### SOURCE EXCERPT:
** begin **

Waze could tempt you from Google Maps with these super-useful driving alerts

Waze will receive a nice quality-of-life update that’ll help you drive around more safely as well as let you know of any recent changes to the road.

The patch is slated to be released on Android and iOS devices across the globe, but the rollout won’t happen all at once. Instead, the six features will come out in pieces throughout the coming months. It’s a little complicated, but once you break the announcement down, it all makes sense.

When it comes to safety, the app will notify you in advance of any emergency vehicles on your route. That way you’ll know when to shift lanes or take a detour. This tool is currently making its way to users living in the US, Canada, Mexico, and France, with, Waze promises, more countries coming soon.

Waze's new speed limit and emergency vehicle alerts

(Image credit: Waze/Google)

Our favorite update out of the bunch has to be Waze deciding it'll shout out upcoming changes to speed limits in case they’re about to suddenly decrease. It's a pretty helpful tool whenever you want to avoid getting caught in a speed trap. Third, the developers are expanding hazard detection to include speed bumps, sharp turns, and toll booths. The speed limit warnings as well as the hazard detection upgrade are currently rolling out to all users. 

This next set of features is scheduled to launch down the line.

** end **

### GOALS:
(a) Return the stretch of the Waze article from "Waze could tempt" through "all makes sense.", copied word for word.
(b) For each statement, state whether the Waze article agrees with it, answering yes or no and quoting the words of the article that decide it: (i) Alerts about emergency vehicles are reaching users in the US, Canada, Mexico, and France. (ii) All six features will be released at the same time. (iii) The speed limit warnings are rolling out only to users in the US.
(c) Extend the Waze article beyond its final sentence.
The listing bears no relation to the Waze article.

### MATERIAL PROVIDED:
** begin **

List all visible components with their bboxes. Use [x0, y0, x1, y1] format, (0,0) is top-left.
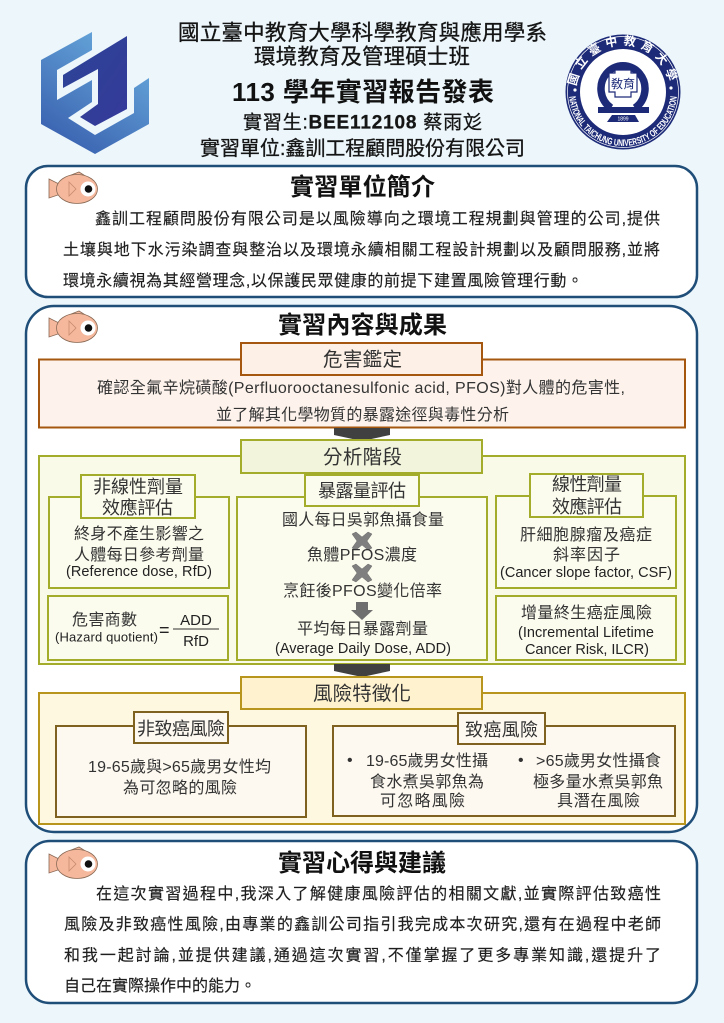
panel: hazard quotient formula: RfD: [183, 633, 209, 650]
heading: 實習心得與建議: [278, 850, 446, 877]
panel: non-carcinogenic risk: 為可忽略的風險: [123, 779, 237, 797]
text block: 和我一起討論,並提供建議,通過這次實習,不僅掌握了更多專業知識,還提升了: [64, 946, 661, 964]
panel: linear dose response: (Cancer slope factor, CSF): [500, 565, 672, 581]
arrow: [334, 664, 390, 677]
panel: risk characterization: 風險特徵化: [313, 683, 411, 705]
panel: hazard identification: 確認全氟辛烷磺酸(Perfluorooctanesulfonic acid, PFOS)對人體的危害性,: [97, 379, 625, 397]
panel: linear dose response: 效應評估: [552, 496, 622, 517]
panel: linear dose response: 線性劑量: [552, 474, 622, 494]
panel: carcinogenic risk: 食水煮吳郭魚為: [370, 773, 484, 791]
panel: reflections and suggestions: [26, 841, 697, 1003]
icon: university seal: NATIONAL TAICHUNG UNIVERSITY OF EDUCATION: [569, 96, 677, 146]
panel: exposure assessment: (Average Daily Dose, ADD): [275, 641, 451, 657]
panel: hazard quotient formula: [48, 596, 228, 660]
panel: carcinogenic risk: 可忽略風險: [380, 792, 465, 810]
heading: 實習內容與成果: [278, 312, 447, 339]
panel: incremental lifetime cancer risk: [496, 596, 676, 660]
panel: non-linear dose response: (Reference dose, RfD): [66, 564, 212, 580]
panel: non-linear dose response: [49, 475, 229, 588]
panel: incremental lifetime cancer risk: Cancer Risk, ILCR): [525, 642, 649, 658]
icon: fish: [49, 311, 98, 342]
panel: hazard identification: 危害鑑定: [323, 349, 402, 371]
panel: exposure assessment: 暴露量評估: [318, 481, 406, 501]
icon: multiply: [352, 532, 372, 550]
icon: fish: [49, 847, 98, 878]
icon: university seal: [566, 34, 680, 150]
text block: 環境永續視為其經營理念,以保護民眾健康的前提下建置風險管理行動。: [63, 271, 583, 290]
panel: analysis stage: 分析階段: [323, 446, 402, 468]
panel: non-linear dose response: 終身不產生影響之: [74, 525, 204, 543]
panel: carcinogenic risk: 具潛在風險: [557, 792, 640, 810]
panel: carcinogenic risk: 極多量水煮吳郭魚: [533, 773, 663, 791]
panel: carcinogenic risk: •: [347, 752, 353, 769]
arrow: [351, 602, 373, 620]
panel: exposure assessment: 國人每日吳郭魚攝食量: [282, 510, 444, 529]
panel: hazard identification: [39, 343, 685, 428]
title: 實習單位:鑫訓工程顧問股份有限公司: [200, 137, 525, 160]
text block: 在這次實習過程中,我深入了解健康風險評估的相關文獻,並實際評估致癌性: [96, 884, 661, 903]
text block: 鑫訓工程顧問股份有限公司是以風險導向之環境工程規劃與管理的公司,提供: [95, 209, 660, 228]
panel: carcinogenic risk: [333, 713, 675, 816]
icon: university seal: 敎育: [611, 76, 635, 91]
panel: company introduction: [26, 166, 697, 297]
icon: university seal: 1899: [617, 116, 629, 122]
panel: exposure assessment: 平均每日暴露劑量: [297, 620, 428, 638]
title: 國立臺中教育大學科學教育與應用學系: [178, 20, 547, 45]
panel: linear dose response: [496, 474, 676, 588]
panel: incremental lifetime cancer risk: (Incremental Lifetime: [518, 625, 654, 641]
panel: hazard quotient formula: 危害商數: [72, 611, 137, 629]
panel: non-linear dose response: 效應評估: [102, 497, 173, 518]
panel: exposure assessment: 烹飪後PFOS變化倍率: [283, 581, 442, 600]
panel: linear dose response: 肝細胞腺瘤及癌症: [520, 526, 652, 544]
text block: 風險及非致癌性風險,由專業的鑫訓公司指引我完成本次研究,還有在過程中老師: [64, 914, 661, 934]
panel: hazard quotient formula: (Hazard quotient): [55, 630, 158, 644]
panel: internship content and results: [26, 306, 697, 832]
panel: hazard quotient formula: ADD: [180, 612, 212, 629]
text block: 土壤與地下水污染調查與整治以及環境永續相關工程設計規劃以及顧問服務,並將: [63, 240, 660, 259]
panel: non-linear dose response: 非線性劑量: [93, 477, 183, 497]
panel: carcinogenic risk: >65歲男女性攝食: [536, 751, 661, 770]
title: 環境教育及管理碩士班: [254, 45, 470, 69]
text block: [63, 209, 660, 290]
icon: department logo: [41, 32, 149, 154]
panel: carcinogenic risk: 19-65歲男女性攝: [366, 751, 488, 770]
icon: fish: [49, 172, 98, 204]
panel: exposure assessment: [237, 475, 487, 660]
panel: linear dose response: 斜率因子: [553, 546, 620, 564]
panel: carcinogenic risk: 致癌風險: [465, 720, 538, 740]
panel: non-carcinogenic risk: 非致癌風險: [137, 719, 225, 739]
text block: [64, 884, 661, 995]
arrow: [334, 428, 390, 441]
panel: non-carcinogenic risk: 19-65歲與>65歲男女性均: [88, 757, 271, 776]
title: 113 學年實習報告發表: [232, 77, 494, 107]
panel: incremental lifetime cancer risk: 增量終生癌症風險: [521, 604, 652, 622]
panel: carcinogenic risk: •: [518, 752, 524, 769]
heading: 實習單位簡介: [290, 173, 435, 201]
panel: risk characterization: [39, 677, 685, 824]
panel: non-linear dose response: 人體每日參考劑量: [74, 546, 204, 564]
panel: hazard identification: 並了解其化學物質的暴露途徑與毒性分析: [216, 406, 509, 424]
panel: non-carcinogenic risk: [56, 712, 306, 817]
title: [178, 20, 547, 160]
panel: analysis stage: [39, 440, 685, 664]
panel: hazard quotient formula: =: [159, 620, 170, 640]
text block: 自己在實際操作中的能力。: [64, 976, 256, 995]
icon: multiply: [352, 564, 372, 582]
title: 實習生:BEE112108 蔡雨彣: [243, 112, 482, 134]
icon: university seal: 國立臺中教育大學: [566, 34, 678, 86]
panel: exposure assessment: 魚體PFOS濃度: [307, 546, 417, 564]
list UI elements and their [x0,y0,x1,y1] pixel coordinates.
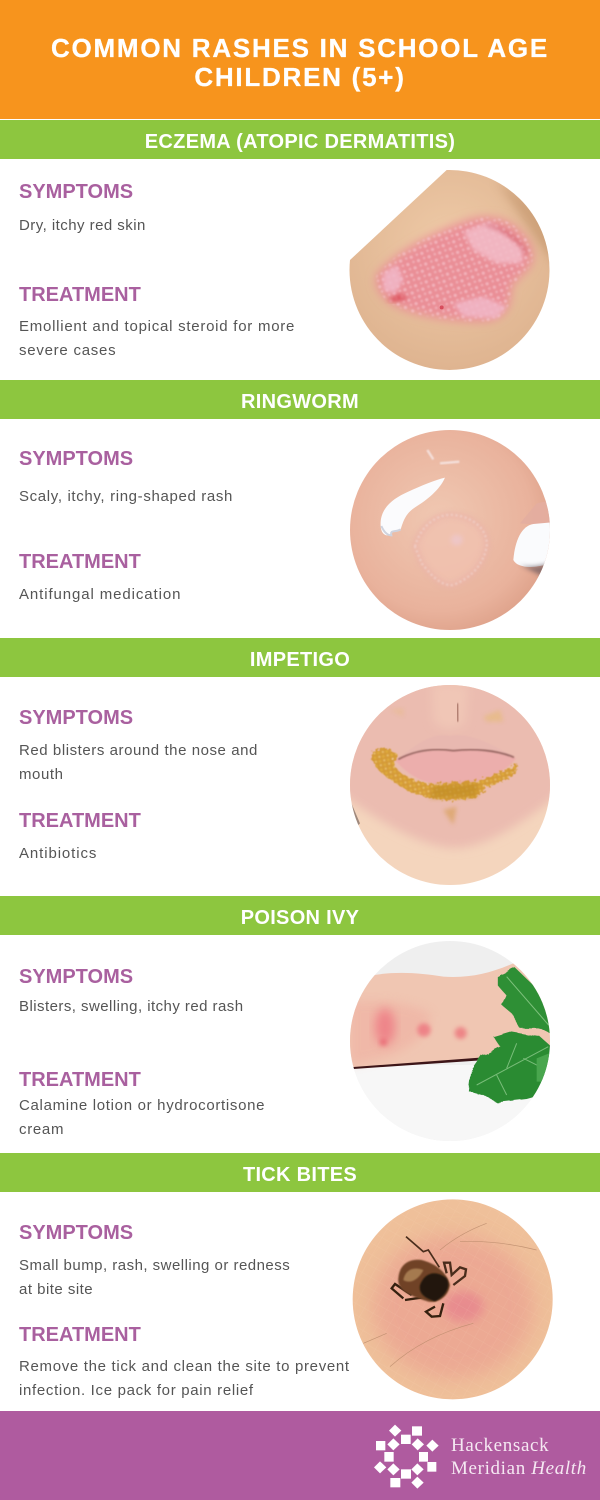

** end **

### EXPECTED OUTPUTS:
(a)
Waze could tempt you from Google Maps with these super-useful driving alerts

Waze will receive a nice quality-of-life update that’ll help you drive around more safely as well as let you know of any recent changes to the road.

The patch is slated to be released on Android and iOS devices across the globe, but the rollout won’t happen all at once. Instead, the six features will come out in pieces throughout the coming months. It’s a little complicated, but once you break the announcement down, it all makes sense.

(b)
(i) Yes: "This tool is currently making its way to users living in the US, Canada, Mexico, and France"
(ii) No: "the rollout won’t happen all at once. Instead, the six features will come out in pieces throughout the coming months"
(iii) No: "The speed limit warnings as well as the hazard detection upgrade are currently rolling out to all users."

(c)
Normally, whenever someone opens a navigation app, it’s because they want to get to their destination ASAP. Well, later this month, you’ll be given the option to take more scenic routes. They may not be the fastest way to get home, but at least, you'll have the opportunity to take your favored path instead.

Most drivers can agree that finding a place to park in a city can be an utter nightmare. To make finding the sweet spot less stressful, Waze is teaming up with software company Flash to provide information on parking garages. The app will tell you how much it costs to park at a location, whether it’s covered or open to the elements, if there’s a valet, and more. 

The announcement states the new data feed is seeing a limited release. It will provide info on a select group of 30,000 parking garages across major cities in the United States and Canada.

Waze's new parking garage feed and alternative routes tool

(Image credit: Google/Waze)

The last feature will teach people how to navigate a roundabout. Waze states they’ll point out when to enter, when to switch lanes, and “where to exit”. Android users will receive the roundabout tool later this month, however, iPhone owners will have to wait until later in the year to get the same upgrade.

We reached out to Google, which is Waze’s parent company, asking if there are plans for future expansions and if it’s going to add the same features to the app’s web page. This story will be updated at a later time.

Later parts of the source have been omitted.